Written request:
Among the entries that follow, tally the lines with the string "JSON". Give no more than the number.

(Saved data entries)

****************

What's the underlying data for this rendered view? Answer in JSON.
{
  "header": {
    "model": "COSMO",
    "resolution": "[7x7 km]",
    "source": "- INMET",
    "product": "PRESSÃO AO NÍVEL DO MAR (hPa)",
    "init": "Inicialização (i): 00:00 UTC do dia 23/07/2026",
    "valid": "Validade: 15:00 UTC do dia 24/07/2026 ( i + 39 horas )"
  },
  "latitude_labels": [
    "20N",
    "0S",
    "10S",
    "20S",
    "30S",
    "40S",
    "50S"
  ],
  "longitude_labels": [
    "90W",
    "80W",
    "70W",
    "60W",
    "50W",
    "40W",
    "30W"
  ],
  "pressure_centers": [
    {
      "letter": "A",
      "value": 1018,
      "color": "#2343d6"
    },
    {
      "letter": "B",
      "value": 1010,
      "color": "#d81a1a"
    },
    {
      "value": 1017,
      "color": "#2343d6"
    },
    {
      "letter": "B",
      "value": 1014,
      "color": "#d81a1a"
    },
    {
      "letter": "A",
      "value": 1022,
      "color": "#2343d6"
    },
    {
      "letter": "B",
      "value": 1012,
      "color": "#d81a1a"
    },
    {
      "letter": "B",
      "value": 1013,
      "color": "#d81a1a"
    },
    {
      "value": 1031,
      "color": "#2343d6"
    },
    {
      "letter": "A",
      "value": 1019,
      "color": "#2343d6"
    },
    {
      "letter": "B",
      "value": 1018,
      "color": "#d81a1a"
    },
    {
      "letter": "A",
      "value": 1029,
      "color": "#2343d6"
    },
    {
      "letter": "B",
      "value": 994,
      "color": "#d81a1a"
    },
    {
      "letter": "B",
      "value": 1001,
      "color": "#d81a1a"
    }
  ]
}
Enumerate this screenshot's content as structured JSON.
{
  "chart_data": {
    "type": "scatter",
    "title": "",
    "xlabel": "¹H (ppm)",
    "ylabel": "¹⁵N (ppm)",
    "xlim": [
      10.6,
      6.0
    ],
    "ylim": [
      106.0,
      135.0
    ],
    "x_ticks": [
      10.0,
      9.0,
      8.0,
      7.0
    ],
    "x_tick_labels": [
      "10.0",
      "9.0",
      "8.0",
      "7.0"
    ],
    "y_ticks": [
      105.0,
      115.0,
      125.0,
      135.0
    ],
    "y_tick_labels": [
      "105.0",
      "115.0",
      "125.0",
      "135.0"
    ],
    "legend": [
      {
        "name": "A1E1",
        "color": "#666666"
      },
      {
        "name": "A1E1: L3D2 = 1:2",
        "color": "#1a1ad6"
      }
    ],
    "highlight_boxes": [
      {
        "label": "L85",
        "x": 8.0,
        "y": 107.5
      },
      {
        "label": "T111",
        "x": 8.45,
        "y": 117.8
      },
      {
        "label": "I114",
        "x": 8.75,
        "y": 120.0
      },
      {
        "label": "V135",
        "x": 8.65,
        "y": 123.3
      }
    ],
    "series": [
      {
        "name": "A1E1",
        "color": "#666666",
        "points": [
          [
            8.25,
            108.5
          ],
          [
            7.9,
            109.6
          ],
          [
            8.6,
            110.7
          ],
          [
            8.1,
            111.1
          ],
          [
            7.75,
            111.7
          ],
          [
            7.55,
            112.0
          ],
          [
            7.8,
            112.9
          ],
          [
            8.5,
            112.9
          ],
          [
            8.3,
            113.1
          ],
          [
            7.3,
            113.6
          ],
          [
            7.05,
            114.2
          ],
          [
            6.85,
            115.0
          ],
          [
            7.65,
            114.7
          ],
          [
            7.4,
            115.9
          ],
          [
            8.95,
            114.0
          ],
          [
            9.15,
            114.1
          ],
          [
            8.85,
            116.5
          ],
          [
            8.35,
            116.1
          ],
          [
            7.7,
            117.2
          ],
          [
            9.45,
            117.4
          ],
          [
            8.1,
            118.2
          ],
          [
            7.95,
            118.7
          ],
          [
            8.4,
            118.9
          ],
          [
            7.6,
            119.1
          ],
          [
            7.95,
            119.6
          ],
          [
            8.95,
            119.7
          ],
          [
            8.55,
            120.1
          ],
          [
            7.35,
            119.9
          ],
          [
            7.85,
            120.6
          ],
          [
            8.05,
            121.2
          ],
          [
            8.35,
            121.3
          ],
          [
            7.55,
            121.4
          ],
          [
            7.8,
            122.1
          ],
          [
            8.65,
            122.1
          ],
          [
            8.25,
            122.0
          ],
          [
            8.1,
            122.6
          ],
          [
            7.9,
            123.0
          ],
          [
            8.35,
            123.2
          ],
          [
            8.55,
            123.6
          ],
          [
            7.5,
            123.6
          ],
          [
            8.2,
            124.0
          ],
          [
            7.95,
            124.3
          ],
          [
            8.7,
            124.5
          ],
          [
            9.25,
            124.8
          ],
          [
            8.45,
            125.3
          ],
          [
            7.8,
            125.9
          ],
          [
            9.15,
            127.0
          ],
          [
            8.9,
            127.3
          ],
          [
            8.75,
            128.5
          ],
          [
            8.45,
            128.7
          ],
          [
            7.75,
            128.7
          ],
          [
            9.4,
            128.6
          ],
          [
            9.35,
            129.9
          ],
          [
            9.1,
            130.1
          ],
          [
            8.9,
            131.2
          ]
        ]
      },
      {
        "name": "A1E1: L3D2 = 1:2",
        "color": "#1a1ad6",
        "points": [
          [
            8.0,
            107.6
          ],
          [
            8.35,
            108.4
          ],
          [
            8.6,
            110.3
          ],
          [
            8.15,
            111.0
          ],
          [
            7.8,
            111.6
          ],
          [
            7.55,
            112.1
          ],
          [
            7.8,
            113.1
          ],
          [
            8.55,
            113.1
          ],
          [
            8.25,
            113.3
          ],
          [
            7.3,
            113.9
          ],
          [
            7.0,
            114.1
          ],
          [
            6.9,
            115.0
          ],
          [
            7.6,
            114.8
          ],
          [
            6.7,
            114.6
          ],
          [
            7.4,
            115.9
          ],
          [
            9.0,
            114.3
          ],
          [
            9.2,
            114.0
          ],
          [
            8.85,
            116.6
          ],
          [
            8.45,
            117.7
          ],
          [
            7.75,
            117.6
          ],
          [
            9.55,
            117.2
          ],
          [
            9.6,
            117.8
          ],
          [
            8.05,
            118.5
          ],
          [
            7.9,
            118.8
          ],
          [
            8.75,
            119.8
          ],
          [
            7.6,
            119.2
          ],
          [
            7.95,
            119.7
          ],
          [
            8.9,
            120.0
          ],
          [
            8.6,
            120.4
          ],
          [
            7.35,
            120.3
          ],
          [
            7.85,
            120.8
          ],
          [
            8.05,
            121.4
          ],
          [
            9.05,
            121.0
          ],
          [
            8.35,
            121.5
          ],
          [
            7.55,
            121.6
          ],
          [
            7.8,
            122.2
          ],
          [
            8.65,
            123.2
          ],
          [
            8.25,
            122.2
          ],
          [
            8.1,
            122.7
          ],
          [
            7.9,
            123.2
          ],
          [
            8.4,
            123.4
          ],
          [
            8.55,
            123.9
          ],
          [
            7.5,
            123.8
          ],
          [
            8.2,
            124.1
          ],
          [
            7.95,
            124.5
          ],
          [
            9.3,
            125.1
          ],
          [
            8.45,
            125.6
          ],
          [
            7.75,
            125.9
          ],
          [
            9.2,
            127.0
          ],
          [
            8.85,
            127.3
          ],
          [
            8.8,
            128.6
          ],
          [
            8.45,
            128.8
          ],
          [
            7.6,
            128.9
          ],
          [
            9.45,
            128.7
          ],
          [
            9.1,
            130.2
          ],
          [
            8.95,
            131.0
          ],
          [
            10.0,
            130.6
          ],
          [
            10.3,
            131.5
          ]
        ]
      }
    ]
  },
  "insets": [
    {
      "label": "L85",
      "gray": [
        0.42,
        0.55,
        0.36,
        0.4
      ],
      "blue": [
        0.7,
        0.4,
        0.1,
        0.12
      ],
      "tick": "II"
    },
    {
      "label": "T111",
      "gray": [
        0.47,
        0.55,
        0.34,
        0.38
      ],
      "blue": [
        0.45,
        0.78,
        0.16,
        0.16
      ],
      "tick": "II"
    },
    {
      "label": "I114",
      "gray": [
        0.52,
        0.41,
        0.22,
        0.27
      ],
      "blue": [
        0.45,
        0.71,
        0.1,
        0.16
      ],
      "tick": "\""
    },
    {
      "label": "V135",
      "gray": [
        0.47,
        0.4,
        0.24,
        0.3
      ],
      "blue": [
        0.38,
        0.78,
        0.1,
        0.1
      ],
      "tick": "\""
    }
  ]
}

****************

Output for this task:
2